Look for "Type out the text in this image." in the records below, then copy that line and every line after it, exactly and with nothing added.

■ ■ ■

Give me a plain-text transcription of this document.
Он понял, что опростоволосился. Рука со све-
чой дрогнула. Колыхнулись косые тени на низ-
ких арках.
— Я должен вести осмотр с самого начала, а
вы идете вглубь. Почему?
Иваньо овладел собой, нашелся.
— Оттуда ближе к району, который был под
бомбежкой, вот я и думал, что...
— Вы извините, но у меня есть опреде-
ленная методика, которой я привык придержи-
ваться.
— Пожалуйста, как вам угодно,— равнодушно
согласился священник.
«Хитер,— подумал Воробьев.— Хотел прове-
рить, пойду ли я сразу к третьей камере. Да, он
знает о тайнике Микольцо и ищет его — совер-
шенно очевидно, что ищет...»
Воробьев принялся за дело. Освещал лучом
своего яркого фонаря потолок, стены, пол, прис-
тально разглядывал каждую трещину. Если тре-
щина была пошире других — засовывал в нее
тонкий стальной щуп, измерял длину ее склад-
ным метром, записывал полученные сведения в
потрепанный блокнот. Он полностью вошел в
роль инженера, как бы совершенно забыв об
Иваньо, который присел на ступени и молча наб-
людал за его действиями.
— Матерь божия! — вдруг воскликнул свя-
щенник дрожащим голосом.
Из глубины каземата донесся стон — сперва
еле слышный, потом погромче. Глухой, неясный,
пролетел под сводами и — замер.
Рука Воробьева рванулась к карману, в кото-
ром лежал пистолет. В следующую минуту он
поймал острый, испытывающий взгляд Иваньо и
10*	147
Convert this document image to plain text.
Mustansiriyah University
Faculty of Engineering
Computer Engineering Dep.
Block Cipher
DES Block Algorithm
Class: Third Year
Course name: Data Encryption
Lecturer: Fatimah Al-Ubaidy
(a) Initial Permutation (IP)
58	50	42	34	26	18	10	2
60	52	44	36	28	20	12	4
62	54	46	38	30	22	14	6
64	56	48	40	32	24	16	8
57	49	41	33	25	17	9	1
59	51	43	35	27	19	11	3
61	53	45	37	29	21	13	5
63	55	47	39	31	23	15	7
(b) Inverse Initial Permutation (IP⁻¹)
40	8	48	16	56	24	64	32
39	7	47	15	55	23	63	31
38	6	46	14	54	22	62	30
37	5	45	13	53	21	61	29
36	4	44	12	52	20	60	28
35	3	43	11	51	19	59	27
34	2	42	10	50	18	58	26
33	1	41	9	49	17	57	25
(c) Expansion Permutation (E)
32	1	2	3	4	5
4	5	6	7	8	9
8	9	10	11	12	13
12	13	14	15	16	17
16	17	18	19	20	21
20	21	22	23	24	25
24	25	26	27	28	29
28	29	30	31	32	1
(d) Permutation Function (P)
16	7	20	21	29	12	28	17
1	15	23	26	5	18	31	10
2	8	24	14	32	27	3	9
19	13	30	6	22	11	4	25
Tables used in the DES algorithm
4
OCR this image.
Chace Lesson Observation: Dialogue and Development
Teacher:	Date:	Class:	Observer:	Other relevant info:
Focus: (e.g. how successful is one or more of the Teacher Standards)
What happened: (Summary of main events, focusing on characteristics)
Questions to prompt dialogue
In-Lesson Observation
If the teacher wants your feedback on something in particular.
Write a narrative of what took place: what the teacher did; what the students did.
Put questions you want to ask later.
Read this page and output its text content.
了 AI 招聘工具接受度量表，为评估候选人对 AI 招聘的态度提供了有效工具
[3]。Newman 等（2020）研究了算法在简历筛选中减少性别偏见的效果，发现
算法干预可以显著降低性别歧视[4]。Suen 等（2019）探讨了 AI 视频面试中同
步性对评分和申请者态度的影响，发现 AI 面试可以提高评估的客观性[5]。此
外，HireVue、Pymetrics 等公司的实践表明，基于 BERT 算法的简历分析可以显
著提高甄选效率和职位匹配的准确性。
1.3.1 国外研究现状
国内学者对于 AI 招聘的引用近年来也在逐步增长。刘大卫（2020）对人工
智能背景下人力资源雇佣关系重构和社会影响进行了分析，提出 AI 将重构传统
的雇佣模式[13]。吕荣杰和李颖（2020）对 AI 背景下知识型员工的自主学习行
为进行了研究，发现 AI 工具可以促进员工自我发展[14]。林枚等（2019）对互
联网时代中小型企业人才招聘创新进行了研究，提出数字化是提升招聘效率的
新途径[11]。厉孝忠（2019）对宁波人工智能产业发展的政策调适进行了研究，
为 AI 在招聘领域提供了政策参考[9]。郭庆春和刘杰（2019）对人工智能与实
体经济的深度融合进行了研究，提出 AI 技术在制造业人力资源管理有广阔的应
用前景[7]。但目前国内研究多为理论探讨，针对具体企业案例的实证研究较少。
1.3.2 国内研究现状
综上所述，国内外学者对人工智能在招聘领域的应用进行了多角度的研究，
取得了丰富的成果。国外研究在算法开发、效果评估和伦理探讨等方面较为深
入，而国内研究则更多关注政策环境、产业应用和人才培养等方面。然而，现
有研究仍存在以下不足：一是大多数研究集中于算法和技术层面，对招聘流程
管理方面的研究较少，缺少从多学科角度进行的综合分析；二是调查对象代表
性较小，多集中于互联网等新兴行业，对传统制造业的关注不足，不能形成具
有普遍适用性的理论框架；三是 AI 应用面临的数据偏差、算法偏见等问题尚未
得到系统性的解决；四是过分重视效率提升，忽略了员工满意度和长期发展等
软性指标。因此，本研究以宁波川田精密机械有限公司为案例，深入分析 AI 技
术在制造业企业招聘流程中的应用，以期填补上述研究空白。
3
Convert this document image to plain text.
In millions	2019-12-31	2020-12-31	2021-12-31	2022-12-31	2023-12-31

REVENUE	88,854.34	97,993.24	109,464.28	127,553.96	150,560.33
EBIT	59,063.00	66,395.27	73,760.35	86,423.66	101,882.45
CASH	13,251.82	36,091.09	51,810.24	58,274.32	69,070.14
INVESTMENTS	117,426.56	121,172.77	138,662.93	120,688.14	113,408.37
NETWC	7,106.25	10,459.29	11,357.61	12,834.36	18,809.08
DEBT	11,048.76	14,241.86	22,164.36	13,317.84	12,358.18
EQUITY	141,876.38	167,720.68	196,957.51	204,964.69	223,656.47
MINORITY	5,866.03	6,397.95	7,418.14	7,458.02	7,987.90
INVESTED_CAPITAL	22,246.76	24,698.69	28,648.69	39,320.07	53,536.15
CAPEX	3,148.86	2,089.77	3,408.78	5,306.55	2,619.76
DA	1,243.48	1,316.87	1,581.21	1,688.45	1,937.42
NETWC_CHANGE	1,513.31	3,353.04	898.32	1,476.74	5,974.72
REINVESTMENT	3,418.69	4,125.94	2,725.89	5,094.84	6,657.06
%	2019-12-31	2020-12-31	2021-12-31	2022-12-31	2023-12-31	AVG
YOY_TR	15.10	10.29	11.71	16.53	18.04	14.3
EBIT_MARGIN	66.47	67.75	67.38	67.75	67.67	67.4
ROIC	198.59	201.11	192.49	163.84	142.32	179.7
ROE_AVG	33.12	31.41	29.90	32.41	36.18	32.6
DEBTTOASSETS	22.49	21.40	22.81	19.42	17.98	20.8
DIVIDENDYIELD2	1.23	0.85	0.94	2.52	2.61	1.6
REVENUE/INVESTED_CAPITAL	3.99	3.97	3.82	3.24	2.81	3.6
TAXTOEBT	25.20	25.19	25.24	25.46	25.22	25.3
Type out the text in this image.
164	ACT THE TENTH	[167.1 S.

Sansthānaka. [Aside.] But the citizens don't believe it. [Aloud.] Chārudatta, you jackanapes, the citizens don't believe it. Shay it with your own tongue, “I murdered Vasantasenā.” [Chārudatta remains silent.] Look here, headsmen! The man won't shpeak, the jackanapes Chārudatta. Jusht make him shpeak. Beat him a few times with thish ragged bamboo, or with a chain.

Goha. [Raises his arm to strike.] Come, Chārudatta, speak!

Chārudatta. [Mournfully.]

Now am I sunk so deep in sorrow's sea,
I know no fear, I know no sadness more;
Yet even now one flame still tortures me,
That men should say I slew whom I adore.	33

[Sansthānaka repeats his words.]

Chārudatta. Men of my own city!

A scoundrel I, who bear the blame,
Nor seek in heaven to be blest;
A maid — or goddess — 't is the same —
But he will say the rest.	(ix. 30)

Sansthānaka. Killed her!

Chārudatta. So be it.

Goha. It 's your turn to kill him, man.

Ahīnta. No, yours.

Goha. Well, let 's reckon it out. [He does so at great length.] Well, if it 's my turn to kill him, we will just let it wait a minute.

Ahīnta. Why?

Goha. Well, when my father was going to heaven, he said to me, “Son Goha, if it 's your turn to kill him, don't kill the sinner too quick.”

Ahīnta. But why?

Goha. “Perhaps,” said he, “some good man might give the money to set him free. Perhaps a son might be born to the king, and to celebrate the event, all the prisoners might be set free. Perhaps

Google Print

■ ■ ■

■ **Reply to the task**:
Type out the text in this image.
164	ACT THE TENTH	[167.1 S.

Sansthānaka. [Aside.] But the citizens don't believe it. [Aloud.] Chārudatta, you jackanapes, the citizens don't believe it. Shay it with your own tongue, “I murdered Vasantasenā.” [Chārudatta remains silent.] Look here, headsmen! The man won't shpeak, the jackanapes Chārudatta. Jusht make him shpeak. Beat him a few times with thish ragged bamboo, or with a chain.

Goha. [Raises his arm to strike.] Come, Chārudatta, speak!

Chārudatta. [Mournfully.]

Now am I sunk so deep in sorrow's sea,
I know no fear, I know no sadness more;
Yet even now one flame still tortures me,
That men should say I slew whom I adore.	33

[Sansthānaka repeats his words.]

Chārudatta. Men of my own city!

A scoundrel I, who bear the blame,
Nor seek in heaven to be blest;
A maid — or goddess — 't is the same —
But he will say the rest.	(ix. 30)

Sansthānaka. Killed her!

Chārudatta. So be it.

Goha. It 's your turn to kill him, man.

Ahīnta. No, yours.

Goha. Well, let 's reckon it out. [He does so at great length.] Well, if it 's my turn to kill him, we will just let it wait a minute.

Ahīnta. Why?

Goha. Well, when my father was going to heaven, he said to me, “Son Goha, if it 's your turn to kill him, don't kill the sinner too quick.”

Ahīnta. But why?

Goha. “Perhaps,” said he, “some good man might give the money to set him free. Perhaps a son might be born to the king, and to celebrate the event, all the prisoners might be set free. Perhaps

Google Print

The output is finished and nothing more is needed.